Write out every line of the material below with no change to any character.
== Stored data ==
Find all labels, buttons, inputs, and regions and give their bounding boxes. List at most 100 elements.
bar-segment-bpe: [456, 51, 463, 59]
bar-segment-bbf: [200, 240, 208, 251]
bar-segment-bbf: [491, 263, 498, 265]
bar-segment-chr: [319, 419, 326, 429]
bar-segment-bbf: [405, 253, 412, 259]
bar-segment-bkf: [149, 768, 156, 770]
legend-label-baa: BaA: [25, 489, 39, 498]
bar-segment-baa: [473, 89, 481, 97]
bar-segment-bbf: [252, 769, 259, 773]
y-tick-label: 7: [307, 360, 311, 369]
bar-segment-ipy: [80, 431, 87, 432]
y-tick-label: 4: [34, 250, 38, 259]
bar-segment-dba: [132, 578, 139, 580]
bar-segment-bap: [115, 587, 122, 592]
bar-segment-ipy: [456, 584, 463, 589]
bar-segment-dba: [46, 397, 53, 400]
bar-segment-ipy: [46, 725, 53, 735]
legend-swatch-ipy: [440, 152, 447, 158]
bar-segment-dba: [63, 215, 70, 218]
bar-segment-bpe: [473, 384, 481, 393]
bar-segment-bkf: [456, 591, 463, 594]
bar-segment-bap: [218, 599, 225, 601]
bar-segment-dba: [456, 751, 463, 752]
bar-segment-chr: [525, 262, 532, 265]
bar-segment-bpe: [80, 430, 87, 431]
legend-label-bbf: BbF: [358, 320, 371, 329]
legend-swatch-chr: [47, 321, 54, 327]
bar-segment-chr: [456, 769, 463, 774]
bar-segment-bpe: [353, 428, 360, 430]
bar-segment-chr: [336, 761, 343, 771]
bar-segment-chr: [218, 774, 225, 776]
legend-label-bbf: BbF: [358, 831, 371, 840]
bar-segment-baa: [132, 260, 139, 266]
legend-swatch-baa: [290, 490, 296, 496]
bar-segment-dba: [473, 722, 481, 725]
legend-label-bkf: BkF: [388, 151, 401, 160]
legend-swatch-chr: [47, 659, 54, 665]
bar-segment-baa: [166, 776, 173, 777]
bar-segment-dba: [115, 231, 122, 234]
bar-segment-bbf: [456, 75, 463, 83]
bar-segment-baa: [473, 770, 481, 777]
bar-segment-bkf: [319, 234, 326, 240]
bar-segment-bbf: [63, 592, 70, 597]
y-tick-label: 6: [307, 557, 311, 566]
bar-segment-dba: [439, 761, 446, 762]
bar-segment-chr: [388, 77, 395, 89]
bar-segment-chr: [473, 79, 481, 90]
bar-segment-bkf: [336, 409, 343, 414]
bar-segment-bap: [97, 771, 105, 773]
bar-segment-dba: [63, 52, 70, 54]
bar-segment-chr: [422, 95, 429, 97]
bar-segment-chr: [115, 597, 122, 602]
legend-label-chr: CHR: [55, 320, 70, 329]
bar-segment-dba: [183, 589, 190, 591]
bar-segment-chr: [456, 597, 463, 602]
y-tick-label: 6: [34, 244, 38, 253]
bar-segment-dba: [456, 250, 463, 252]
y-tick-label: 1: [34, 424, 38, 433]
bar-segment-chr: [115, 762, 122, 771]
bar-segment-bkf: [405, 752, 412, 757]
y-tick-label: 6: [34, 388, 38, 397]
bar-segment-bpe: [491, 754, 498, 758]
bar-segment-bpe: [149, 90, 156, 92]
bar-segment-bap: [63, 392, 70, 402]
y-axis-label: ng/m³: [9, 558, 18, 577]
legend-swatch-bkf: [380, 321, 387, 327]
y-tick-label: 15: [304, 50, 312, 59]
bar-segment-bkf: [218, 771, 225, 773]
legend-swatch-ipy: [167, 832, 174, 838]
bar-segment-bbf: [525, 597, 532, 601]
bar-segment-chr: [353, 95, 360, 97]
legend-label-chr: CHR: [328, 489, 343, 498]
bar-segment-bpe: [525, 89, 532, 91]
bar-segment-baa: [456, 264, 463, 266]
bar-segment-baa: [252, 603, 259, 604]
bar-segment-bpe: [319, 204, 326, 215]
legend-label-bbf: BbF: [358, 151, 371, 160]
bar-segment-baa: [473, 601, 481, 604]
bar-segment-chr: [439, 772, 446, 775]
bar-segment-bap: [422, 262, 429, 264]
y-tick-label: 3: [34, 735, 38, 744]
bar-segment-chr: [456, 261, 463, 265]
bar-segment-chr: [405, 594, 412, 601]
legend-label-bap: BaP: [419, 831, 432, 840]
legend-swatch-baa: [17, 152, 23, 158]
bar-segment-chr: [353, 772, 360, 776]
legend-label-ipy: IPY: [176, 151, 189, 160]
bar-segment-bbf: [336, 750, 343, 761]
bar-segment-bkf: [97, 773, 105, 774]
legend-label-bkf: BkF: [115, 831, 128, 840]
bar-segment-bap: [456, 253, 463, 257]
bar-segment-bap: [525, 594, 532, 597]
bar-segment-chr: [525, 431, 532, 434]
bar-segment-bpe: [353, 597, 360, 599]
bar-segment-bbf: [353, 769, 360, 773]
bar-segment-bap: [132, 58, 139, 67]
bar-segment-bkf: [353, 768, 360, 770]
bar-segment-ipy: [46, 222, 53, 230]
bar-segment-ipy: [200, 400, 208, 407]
===
Output of the task:
Find all labels, buttons, inputs, and regions and give their bounding boxes. List at most 100 elements.
bar-segment-bpe: [456, 51, 463, 59]
bar-segment-bbf: [200, 240, 208, 251]
bar-segment-bbf: [491, 263, 498, 265]
bar-segment-chr: [319, 419, 326, 429]
bar-segment-bbf: [405, 253, 412, 259]
bar-segment-bkf: [149, 768, 156, 770]
legend-label-baa: BaA: [25, 489, 39, 498]
bar-segment-baa: [473, 89, 481, 97]
bar-segment-bbf: [252, 769, 259, 773]
y-tick-label: 7: [307, 360, 311, 369]
bar-segment-ipy: [80, 431, 87, 432]
y-tick-label: 4: [34, 250, 38, 259]
bar-segment-dba: [132, 578, 139, 580]
bar-segment-bap: [115, 587, 122, 592]
bar-segment-ipy: [456, 584, 463, 589]
bar-segment-dba: [46, 397, 53, 400]
bar-segment-ipy: [46, 725, 53, 735]
legend-swatch-ipy: [440, 152, 447, 158]
bar-segment-dba: [63, 215, 70, 218]
bar-segment-bpe: [473, 384, 481, 393]
bar-segment-bkf: [456, 591, 463, 594]
bar-segment-bap: [218, 599, 225, 601]
bar-segment-dba: [456, 751, 463, 752]
bar-segment-chr: [525, 262, 532, 265]
bar-segment-bpe: [80, 430, 87, 431]
legend-label-bbf: BbF: [358, 320, 371, 329]
legend-swatch-chr: [47, 321, 54, 327]
bar-segment-chr: [456, 769, 463, 774]
bar-segment-bpe: [353, 428, 360, 430]
bar-segment-chr: [336, 761, 343, 771]
bar-segment-chr: [218, 774, 225, 776]
legend-label-bbf: BbF: [358, 831, 371, 840]
bar-segment-baa: [132, 260, 139, 266]
legend-swatch-baa: [290, 490, 296, 496]
bar-segment-dba: [473, 722, 481, 725]
legend-label-bkf: BkF: [388, 151, 401, 160]
legend-swatch-chr: [47, 659, 54, 665]
bar-segment-baa: [166, 776, 173, 777]
bar-segment-dba: [115, 231, 122, 234]
bar-segment-bbf: [456, 75, 463, 83]
bar-segment-baa: [473, 770, 481, 777]
bar-segment-bkf: [319, 234, 326, 240]
bar-segment-bbf: [63, 592, 70, 597]
y-tick-label: 6: [307, 557, 311, 566]
bar-segment-dba: [439, 761, 446, 762]
bar-segment-chr: [388, 77, 395, 89]
bar-segment-chr: [473, 79, 481, 90]
bar-segment-bkf: [336, 409, 343, 414]
bar-segment-bap: [97, 771, 105, 773]
bar-segment-dba: [63, 52, 70, 54]
bar-segment-chr: [422, 95, 429, 97]
bar-segment-chr: [115, 597, 122, 602]
legend-label-chr: CHR: [55, 320, 70, 329]
bar-segment-dba: [183, 589, 190, 591]
bar-segment-chr: [456, 597, 463, 602]
y-tick-label: 6: [34, 244, 38, 253]
bar-segment-dba: [456, 250, 463, 252]
y-tick-label: 1: [34, 424, 38, 433]
bar-segment-chr: [115, 762, 122, 771]
bar-segment-bkf: [405, 752, 412, 757]
y-tick-label: 6: [34, 388, 38, 397]
bar-segment-bpe: [491, 754, 498, 758]
bar-segment-bpe: [149, 90, 156, 92]
bar-segment-bap: [63, 392, 70, 402]
y-axis-label: ng/m³: [9, 558, 18, 577]
legend-swatch-bkf: [380, 321, 387, 327]
y-tick-label: 15: [304, 50, 312, 59]
bar-segment-bkf: [218, 771, 225, 773]
legend-swatch-ipy: [167, 832, 174, 838]
bar-segment-bbf: [525, 597, 532, 601]
bar-segment-chr: [353, 95, 360, 97]
legend-label-chr: CHR: [328, 489, 343, 498]
bar-segment-bpe: [525, 89, 532, 91]
bar-segment-baa: [456, 264, 463, 266]
bar-segment-baa: [252, 603, 259, 604]
bar-segment-bpe: [319, 204, 326, 215]
legend-label-bbf: BbF: [358, 151, 371, 160]
bar-segment-baa: [473, 601, 481, 604]
bar-segment-chr: [439, 772, 446, 775]
bar-segment-bap: [422, 262, 429, 264]
y-tick-label: 3: [34, 735, 38, 744]
bar-segment-chr: [456, 261, 463, 265]
bar-segment-chr: [405, 594, 412, 601]
legend-label-bap: BaP: [419, 831, 432, 840]
legend-swatch-baa: [17, 152, 23, 158]
bar-segment-chr: [353, 772, 360, 776]
legend-label-ipy: IPY: [176, 151, 189, 160]
bar-segment-bbf: [336, 750, 343, 761]
bar-segment-bkf: [97, 773, 105, 774]
legend-label-bkf: BkF: [115, 831, 128, 840]
bar-segment-bap: [456, 253, 463, 257]
bar-segment-bap: [525, 594, 532, 597]
bar-segment-chr: [525, 431, 532, 434]
bar-segment-bpe: [353, 597, 360, 599]
bar-segment-bbf: [353, 769, 360, 773]
bar-segment-bap: [132, 58, 139, 67]
bar-segment-bkf: [353, 768, 360, 770]
bar-segment-ipy: [46, 222, 53, 230]
bar-segment-ipy: [200, 400, 208, 407]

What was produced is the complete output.